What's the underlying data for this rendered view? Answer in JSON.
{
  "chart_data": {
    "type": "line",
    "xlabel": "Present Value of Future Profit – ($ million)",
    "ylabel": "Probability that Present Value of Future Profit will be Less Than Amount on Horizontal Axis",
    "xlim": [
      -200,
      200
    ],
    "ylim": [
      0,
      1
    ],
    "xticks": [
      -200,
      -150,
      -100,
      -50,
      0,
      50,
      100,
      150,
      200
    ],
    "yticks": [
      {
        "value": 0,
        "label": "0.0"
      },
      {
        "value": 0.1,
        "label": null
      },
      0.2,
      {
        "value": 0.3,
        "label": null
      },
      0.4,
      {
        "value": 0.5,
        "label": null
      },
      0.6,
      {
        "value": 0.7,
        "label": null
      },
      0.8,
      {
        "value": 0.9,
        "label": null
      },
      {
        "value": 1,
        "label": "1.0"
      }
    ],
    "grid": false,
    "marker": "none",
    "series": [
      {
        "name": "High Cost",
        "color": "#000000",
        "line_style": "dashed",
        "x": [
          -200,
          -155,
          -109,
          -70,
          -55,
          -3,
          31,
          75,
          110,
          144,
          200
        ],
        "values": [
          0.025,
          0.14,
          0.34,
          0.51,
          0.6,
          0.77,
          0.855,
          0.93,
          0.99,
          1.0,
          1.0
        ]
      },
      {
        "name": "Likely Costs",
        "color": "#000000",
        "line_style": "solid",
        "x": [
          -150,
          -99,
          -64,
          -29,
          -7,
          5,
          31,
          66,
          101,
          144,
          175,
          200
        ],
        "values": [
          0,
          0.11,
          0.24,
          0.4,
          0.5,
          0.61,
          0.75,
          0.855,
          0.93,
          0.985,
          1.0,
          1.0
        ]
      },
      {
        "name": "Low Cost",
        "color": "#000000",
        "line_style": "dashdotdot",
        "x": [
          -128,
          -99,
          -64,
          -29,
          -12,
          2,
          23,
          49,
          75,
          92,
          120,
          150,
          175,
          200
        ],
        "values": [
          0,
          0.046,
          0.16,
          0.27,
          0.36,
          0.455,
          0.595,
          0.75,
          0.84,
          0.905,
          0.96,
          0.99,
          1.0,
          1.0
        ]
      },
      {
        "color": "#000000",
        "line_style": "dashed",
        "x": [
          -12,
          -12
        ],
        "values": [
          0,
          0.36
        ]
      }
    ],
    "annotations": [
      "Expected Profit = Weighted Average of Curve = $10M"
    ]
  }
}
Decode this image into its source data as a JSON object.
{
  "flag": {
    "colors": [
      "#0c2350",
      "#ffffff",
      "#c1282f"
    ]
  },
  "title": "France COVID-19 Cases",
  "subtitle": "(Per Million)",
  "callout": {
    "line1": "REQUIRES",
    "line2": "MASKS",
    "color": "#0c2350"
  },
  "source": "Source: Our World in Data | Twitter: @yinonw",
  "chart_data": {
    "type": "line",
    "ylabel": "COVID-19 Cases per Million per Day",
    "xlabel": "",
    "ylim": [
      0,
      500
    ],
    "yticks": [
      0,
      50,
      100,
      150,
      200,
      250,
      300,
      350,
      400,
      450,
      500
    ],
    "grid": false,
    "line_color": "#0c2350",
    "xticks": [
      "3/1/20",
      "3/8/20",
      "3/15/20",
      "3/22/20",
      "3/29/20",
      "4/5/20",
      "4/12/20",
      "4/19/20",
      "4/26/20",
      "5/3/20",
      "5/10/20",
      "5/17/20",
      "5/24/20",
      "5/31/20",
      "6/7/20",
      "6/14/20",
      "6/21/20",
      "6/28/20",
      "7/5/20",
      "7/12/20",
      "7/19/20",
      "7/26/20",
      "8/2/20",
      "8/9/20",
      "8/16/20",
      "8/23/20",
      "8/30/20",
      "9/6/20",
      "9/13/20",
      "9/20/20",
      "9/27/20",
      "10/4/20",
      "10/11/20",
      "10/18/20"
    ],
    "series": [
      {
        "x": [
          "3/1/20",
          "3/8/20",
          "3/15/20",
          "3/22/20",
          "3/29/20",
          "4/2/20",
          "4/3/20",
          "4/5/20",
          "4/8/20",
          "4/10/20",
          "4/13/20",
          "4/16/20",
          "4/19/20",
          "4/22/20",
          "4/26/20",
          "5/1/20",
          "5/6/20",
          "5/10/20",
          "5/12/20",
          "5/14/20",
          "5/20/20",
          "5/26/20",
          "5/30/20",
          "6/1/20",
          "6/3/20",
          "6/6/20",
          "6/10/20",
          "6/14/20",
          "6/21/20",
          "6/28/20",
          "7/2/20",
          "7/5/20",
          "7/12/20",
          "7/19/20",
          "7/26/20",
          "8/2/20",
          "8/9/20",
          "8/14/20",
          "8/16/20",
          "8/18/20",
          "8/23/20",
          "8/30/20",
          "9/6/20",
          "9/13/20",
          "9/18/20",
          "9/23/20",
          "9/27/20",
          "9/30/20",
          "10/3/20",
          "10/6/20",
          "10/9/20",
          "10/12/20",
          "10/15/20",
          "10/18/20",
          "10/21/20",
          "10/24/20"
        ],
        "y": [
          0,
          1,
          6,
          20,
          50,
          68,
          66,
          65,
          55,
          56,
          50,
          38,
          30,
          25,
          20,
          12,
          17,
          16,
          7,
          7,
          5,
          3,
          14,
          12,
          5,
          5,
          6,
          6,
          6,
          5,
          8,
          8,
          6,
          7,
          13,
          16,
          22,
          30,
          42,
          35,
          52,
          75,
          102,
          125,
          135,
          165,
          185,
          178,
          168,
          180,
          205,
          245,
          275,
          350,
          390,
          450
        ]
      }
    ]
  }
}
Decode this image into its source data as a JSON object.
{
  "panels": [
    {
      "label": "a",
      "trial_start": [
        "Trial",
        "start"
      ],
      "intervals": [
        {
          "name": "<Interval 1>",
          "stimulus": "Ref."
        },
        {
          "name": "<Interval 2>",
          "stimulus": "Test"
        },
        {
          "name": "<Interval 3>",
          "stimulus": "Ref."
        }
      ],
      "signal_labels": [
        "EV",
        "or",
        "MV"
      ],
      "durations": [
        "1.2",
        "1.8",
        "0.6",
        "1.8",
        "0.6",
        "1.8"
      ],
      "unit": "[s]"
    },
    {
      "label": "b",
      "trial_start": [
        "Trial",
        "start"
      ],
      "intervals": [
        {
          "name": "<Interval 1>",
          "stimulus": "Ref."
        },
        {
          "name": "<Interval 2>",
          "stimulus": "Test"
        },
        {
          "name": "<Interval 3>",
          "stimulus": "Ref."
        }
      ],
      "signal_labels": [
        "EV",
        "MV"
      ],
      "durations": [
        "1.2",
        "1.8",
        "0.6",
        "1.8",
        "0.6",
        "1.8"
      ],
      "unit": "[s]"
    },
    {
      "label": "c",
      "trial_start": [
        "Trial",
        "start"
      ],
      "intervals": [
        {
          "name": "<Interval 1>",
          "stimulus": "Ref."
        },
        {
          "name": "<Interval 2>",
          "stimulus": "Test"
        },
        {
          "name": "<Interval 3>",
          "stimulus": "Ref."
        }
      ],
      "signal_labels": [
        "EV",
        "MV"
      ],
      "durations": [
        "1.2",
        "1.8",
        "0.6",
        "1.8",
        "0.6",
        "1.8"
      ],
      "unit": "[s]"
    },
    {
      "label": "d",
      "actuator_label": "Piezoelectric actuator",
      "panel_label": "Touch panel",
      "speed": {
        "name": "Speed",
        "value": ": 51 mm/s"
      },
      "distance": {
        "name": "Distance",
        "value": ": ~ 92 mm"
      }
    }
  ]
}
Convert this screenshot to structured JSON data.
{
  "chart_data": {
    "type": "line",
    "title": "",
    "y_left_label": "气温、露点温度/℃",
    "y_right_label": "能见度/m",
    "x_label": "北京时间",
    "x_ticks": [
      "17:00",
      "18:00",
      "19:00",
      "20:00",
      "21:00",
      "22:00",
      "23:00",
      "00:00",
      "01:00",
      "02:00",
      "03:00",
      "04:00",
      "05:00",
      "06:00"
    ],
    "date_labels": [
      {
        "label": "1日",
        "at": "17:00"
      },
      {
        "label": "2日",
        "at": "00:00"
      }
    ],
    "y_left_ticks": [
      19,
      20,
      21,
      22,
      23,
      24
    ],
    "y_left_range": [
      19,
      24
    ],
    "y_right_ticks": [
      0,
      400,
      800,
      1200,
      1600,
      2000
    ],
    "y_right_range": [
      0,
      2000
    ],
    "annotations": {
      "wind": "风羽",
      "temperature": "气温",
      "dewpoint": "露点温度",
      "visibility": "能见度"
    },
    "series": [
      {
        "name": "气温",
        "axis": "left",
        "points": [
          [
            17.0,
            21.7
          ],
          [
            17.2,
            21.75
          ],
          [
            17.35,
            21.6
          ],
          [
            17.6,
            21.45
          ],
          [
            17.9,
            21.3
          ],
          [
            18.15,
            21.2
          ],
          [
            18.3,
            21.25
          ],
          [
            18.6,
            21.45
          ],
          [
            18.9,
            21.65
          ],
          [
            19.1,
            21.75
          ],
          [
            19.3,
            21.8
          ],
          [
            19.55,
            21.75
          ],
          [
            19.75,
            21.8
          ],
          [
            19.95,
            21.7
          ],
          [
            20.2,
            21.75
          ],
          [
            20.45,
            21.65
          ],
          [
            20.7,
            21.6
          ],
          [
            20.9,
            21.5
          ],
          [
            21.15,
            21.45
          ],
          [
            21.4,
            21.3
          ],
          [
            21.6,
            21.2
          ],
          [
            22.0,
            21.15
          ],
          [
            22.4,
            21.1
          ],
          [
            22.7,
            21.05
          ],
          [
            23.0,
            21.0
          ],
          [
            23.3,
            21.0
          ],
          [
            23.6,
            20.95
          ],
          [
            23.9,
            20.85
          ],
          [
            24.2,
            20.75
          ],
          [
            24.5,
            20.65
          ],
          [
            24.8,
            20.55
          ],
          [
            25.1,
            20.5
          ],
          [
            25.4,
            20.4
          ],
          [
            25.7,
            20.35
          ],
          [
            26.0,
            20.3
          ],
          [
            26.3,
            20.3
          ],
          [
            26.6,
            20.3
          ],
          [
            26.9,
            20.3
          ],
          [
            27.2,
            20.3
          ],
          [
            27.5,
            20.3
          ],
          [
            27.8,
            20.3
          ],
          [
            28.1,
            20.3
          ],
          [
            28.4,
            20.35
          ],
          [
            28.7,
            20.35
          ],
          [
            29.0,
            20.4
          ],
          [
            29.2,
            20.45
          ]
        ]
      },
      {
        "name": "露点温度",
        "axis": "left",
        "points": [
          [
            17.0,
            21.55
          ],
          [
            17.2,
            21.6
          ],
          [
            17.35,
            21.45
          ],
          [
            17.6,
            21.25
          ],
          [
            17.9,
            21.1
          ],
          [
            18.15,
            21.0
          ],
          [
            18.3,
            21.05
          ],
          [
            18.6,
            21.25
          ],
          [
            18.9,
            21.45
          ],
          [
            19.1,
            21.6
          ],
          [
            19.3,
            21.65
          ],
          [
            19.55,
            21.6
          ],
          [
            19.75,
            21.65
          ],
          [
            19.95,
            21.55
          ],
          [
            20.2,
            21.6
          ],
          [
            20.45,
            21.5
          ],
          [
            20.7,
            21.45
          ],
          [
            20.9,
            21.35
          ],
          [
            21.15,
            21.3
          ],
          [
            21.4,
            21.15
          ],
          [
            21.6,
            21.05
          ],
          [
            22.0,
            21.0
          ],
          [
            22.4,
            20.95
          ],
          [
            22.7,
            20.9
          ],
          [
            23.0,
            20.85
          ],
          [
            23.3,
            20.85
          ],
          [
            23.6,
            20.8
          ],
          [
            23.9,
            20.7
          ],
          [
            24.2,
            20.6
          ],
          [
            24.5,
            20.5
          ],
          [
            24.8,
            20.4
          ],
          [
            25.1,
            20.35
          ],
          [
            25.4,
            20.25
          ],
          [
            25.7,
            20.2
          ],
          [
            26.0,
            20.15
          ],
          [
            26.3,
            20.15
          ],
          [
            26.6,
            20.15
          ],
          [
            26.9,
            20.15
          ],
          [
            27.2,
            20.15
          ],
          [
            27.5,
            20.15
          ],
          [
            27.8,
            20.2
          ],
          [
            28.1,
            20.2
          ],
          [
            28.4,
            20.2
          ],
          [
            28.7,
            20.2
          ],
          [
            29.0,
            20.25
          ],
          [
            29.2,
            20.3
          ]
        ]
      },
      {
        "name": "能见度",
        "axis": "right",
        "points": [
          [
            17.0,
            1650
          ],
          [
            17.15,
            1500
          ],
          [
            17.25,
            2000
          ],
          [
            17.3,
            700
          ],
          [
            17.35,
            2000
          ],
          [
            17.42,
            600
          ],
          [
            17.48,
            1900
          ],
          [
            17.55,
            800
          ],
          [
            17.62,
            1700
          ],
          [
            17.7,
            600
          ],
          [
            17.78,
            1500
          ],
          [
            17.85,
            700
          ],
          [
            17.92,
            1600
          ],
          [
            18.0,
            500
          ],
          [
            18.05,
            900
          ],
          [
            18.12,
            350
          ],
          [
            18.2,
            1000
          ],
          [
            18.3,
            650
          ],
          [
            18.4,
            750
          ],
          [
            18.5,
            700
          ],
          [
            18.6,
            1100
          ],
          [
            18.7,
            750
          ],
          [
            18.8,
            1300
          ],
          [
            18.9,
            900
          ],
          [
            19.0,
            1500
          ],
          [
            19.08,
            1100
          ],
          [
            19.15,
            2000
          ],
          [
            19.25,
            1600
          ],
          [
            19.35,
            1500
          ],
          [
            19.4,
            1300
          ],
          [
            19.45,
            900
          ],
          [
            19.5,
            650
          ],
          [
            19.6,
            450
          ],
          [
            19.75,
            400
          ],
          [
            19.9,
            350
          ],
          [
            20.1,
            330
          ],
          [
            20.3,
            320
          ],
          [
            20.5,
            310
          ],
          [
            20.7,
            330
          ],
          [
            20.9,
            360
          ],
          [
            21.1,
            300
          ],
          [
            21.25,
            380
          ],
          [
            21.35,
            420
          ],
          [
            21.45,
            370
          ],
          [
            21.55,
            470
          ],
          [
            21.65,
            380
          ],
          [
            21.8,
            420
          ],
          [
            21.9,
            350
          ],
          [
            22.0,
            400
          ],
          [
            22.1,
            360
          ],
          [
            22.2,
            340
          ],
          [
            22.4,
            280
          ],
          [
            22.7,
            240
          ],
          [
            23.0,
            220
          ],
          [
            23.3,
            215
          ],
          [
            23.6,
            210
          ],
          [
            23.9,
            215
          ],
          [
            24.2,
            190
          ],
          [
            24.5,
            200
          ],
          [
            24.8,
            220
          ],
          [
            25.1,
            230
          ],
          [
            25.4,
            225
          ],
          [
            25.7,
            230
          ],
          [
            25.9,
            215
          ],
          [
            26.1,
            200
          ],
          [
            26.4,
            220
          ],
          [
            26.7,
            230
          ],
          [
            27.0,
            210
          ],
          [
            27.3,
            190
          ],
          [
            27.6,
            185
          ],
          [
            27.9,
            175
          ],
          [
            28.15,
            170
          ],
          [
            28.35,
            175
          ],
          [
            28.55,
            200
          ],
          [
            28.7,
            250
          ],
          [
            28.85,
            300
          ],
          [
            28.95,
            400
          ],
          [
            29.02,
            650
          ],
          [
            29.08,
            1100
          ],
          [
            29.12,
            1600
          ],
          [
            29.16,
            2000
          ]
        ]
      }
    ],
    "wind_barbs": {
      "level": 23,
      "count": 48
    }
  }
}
____
_What is expected_
Report how many lines in the entries hold the string "露点温度". Nothing but the number is wanted.

_Full output_
3